▸ **BRIEF**: Below is some material; transcribe all of it exactly.

[Data entries]
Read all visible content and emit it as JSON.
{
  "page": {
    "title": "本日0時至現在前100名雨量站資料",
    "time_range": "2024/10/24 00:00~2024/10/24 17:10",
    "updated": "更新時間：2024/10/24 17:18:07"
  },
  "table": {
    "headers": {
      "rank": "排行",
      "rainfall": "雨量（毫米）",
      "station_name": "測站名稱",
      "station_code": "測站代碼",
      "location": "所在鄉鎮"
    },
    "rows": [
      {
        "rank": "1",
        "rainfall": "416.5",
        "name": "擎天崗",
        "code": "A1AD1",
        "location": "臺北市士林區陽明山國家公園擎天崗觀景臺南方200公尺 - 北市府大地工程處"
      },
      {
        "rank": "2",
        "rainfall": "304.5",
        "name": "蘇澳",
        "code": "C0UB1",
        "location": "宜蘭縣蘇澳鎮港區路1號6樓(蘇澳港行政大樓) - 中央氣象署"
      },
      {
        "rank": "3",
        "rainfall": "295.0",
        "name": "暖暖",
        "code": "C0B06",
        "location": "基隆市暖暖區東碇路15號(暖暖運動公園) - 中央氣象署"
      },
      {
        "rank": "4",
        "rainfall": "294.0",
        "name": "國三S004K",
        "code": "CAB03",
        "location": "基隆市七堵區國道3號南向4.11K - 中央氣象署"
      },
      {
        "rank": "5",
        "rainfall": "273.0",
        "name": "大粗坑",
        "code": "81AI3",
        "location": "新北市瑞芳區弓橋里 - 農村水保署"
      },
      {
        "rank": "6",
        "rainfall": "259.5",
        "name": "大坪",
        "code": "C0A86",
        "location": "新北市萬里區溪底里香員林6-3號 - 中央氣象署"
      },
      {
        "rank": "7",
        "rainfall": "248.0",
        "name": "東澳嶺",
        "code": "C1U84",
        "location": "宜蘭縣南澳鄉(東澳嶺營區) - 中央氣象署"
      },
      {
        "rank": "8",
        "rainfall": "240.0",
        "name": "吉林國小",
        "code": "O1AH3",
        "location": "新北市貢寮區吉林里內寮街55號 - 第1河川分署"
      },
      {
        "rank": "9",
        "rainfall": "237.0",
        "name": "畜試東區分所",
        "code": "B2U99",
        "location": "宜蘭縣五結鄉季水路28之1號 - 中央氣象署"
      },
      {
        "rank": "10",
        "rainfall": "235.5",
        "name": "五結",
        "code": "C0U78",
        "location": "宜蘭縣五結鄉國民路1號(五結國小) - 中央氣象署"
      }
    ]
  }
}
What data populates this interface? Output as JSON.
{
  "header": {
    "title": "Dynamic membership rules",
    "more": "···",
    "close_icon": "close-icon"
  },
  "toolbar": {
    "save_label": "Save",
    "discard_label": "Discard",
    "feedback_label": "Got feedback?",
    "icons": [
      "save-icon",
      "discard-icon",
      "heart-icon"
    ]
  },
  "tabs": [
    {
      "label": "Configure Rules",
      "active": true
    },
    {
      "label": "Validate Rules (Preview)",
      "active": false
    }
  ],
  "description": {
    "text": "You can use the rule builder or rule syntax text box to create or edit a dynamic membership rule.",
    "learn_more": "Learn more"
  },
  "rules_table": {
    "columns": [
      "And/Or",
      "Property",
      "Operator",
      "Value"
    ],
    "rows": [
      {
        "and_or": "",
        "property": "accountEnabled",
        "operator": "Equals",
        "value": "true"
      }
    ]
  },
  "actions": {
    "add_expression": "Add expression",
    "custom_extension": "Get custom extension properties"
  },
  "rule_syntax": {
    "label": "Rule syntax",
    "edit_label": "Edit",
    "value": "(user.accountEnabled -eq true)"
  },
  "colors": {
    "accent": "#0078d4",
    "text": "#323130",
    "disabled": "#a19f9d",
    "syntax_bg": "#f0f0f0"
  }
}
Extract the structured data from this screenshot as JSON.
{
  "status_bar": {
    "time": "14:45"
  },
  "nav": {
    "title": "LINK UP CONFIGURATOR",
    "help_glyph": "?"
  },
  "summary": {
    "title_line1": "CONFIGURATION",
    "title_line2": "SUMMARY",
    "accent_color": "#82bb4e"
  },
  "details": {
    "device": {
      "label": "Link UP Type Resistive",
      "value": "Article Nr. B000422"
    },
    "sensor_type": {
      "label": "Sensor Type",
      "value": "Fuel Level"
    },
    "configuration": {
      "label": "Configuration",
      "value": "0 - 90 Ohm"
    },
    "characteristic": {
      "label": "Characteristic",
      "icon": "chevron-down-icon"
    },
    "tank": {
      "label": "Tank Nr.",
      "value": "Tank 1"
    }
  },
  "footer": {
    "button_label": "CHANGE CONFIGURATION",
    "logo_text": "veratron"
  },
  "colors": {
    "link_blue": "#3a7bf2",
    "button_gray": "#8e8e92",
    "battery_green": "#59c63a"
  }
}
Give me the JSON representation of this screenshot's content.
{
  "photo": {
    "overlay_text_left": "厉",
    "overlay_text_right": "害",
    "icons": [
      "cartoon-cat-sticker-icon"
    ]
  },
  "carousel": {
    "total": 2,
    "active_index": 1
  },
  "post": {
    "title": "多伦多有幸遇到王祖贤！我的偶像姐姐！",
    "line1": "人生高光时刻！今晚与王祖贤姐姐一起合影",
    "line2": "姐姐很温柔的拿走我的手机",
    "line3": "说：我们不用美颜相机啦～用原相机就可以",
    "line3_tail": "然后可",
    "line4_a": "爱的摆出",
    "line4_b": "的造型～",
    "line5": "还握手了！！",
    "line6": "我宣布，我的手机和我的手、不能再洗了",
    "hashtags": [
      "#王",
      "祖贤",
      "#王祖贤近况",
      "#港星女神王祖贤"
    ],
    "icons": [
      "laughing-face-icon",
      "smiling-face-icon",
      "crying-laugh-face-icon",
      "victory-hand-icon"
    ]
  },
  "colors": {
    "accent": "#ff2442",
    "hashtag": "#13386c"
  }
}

▸ **ANSWER TO THIS TASK**:
Read all visible content and emit it as JSON.
{
  "page": {
    "title": "本日0時至現在前100名雨量站資料",
    "time_range": "2024/10/24 00:00~2024/10/24 17:10",
    "updated": "更新時間：2024/10/24 17:18:07"
  },
  "table": {
    "headers": {
      "rank": "排行",
      "rainfall": "雨量（毫米）",
      "station_name": "測站名稱",
      "station_code": "測站代碼",
      "location": "所在鄉鎮"
    },
    "rows": [
      {
        "rank": "1",
        "rainfall": "416.5",
        "name": "擎天崗",
        "code": "A1AD1",
        "location": "臺北市士林區陽明山國家公園擎天崗觀景臺南方200公尺 - 北市府大地工程處"
      },
      {
        "rank": "2",
        "rainfall": "304.5",
        "name": "蘇澳",
        "code": "C0UB1",
        "location": "宜蘭縣蘇澳鎮港區路1號6樓(蘇澳港行政大樓) - 中央氣象署"
      },
      {
        "rank": "3",
        "rainfall": "295.0",
        "name": "暖暖",
        "code": "C0B06",
        "location": "基隆市暖暖區東碇路15號(暖暖運動公園) - 中央氣象署"
      },
      {
        "rank": "4",
        "rainfall": "294.0",
        "name": "國三S004K",
        "code": "CAB03",
        "location": "基隆市七堵區國道3號南向4.11K - 中央氣象署"
      },
      {
        "rank": "5",
        "rainfall": "273.0",
        "name": "大粗坑",
        "code": "81AI3",
        "location": "新北市瑞芳區弓橋里 - 農村水保署"
      },
      {
        "rank": "6",
        "rainfall": "259.5",
        "name": "大坪",
        "code": "C0A86",
        "location": "新北市萬里區溪底里香員林6-3號 - 中央氣象署"
      },
      {
        "rank": "7",
        "rainfall": "248.0",
        "name": "東澳嶺",
        "code": "C1U84",
        "location": "宜蘭縣南澳鄉(東澳嶺營區) - 中央氣象署"
      },
      {
        "rank": "8",
        "rainfall": "240.0",
        "name": "吉林國小",
        "code": "O1AH3",
        "location": "新北市貢寮區吉林里內寮街55號 - 第1河川分署"
      },
      {
        "rank": "9",
        "rainfall": "237.0",
        "name": "畜試東區分所",
        "code": "B2U99",
        "location": "宜蘭縣五結鄉季水路28之1號 - 中央氣象署"
      },
      {
        "rank": "10",
        "rainfall": "235.5",
        "name": "五結",
        "code": "C0U78",
        "location": "宜蘭縣五結鄉國民路1號(五結國小) - 中央氣象署"
      }
    ]
  }
}
What data populates this interface? Output as JSON.
{
  "header": {
    "title": "Dynamic membership rules",
    "more": "···",
    "close_icon": "close-icon"
  },
  "toolbar": {
    "save_label": "Save",
    "discard_label": "Discard",
    "feedback_label": "Got feedback?",
    "icons": [
      "save-icon",
      "discard-icon",
      "heart-icon"
    ]
  },
  "tabs": [
    {
      "label": "Configure Rules",
      "active": true
    },
    {
      "label": "Validate Rules (Preview)",
      "active": false
    }
  ],
  "description": {
    "text": "You can use the rule builder or rule syntax text box to create or edit a dynamic membership rule.",
    "learn_more": "Learn more"
  },
  "rules_table": {
    "columns": [
      "And/Or",
      "Property",
      "Operator",
      "Value"
    ],
    "rows": [
      {
        "and_or": "",
        "property": "accountEnabled",
        "operator": "Equals",
        "value": "true"
      }
    ]
  },
  "actions": {
    "add_expression": "Add expression",
    "custom_extension": "Get custom extension properties"
  },
  "rule_syntax": {
    "label": "Rule syntax",
    "edit_label": "Edit",
    "value": "(user.accountEnabled -eq true)"
  },
  "colors": {
    "accent": "#0078d4",
    "text": "#323130",
    "disabled": "#a19f9d",
    "syntax_bg": "#f0f0f0"
  }
}
Extract the structured data from this screenshot as JSON.
{
  "status_bar": {
    "time": "14:45"
  },
  "nav": {
    "title": "LINK UP CONFIGURATOR",
    "help_glyph": "?"
  },
  "summary": {
    "title_line1": "CONFIGURATION",
    "title_line2": "SUMMARY",
    "accent_color": "#82bb4e"
  },
  "details": {
    "device": {
      "label": "Link UP Type Resistive",
      "value": "Article Nr. B000422"
    },
    "sensor_type": {
      "label": "Sensor Type",
      "value": "Fuel Level"
    },
    "configuration": {
      "label": "Configuration",
      "value": "0 - 90 Ohm"
    },
    "characteristic": {
      "label": "Characteristic",
      "icon": "chevron-down-icon"
    },
    "tank": {
      "label": "Tank Nr.",
      "value": "Tank 1"
    }
  },
  "footer": {
    "button_label": "CHANGE CONFIGURATION",
    "logo_text": "veratron"
  },
  "colors": {
    "link_blue": "#3a7bf2",
    "button_gray": "#8e8e92",
    "battery_green": "#59c63a"
  }
}
Give me the JSON representation of this screenshot's content.
{
  "photo": {
    "overlay_text_left": "厉",
    "overlay_text_right": "害",
    "icons": [
      "cartoon-cat-sticker-icon"
    ]
  },
  "carousel": {
    "total": 2,
    "active_index": 1
  },
  "post": {
    "title": "多伦多有幸遇到王祖贤！我的偶像姐姐！",
    "line1": "人生高光时刻！今晚与王祖贤姐姐一起合影",
    "line2": "姐姐很温柔的拿走我的手机",
    "line3": "说：我们不用美颜相机啦～用原相机就可以",
    "line3_tail": "然后可",
    "line4_a": "爱的摆出",
    "line4_b": "的造型～",
    "line5": "还握手了！！",
    "line6": "我宣布，我的手机和我的手、不能再洗了",
    "hashtags": [
      "#王",
      "祖贤",
      "#王祖贤近况",
      "#港星女神王祖贤"
    ],
    "icons": [
      "laughing-face-icon",
      "smiling-face-icon",
      "crying-laugh-face-icon",
      "victory-hand-icon"
    ]
  },
  "colors": {
    "accent": "#ff2442",
    "hashtag": "#13386c"
  }
}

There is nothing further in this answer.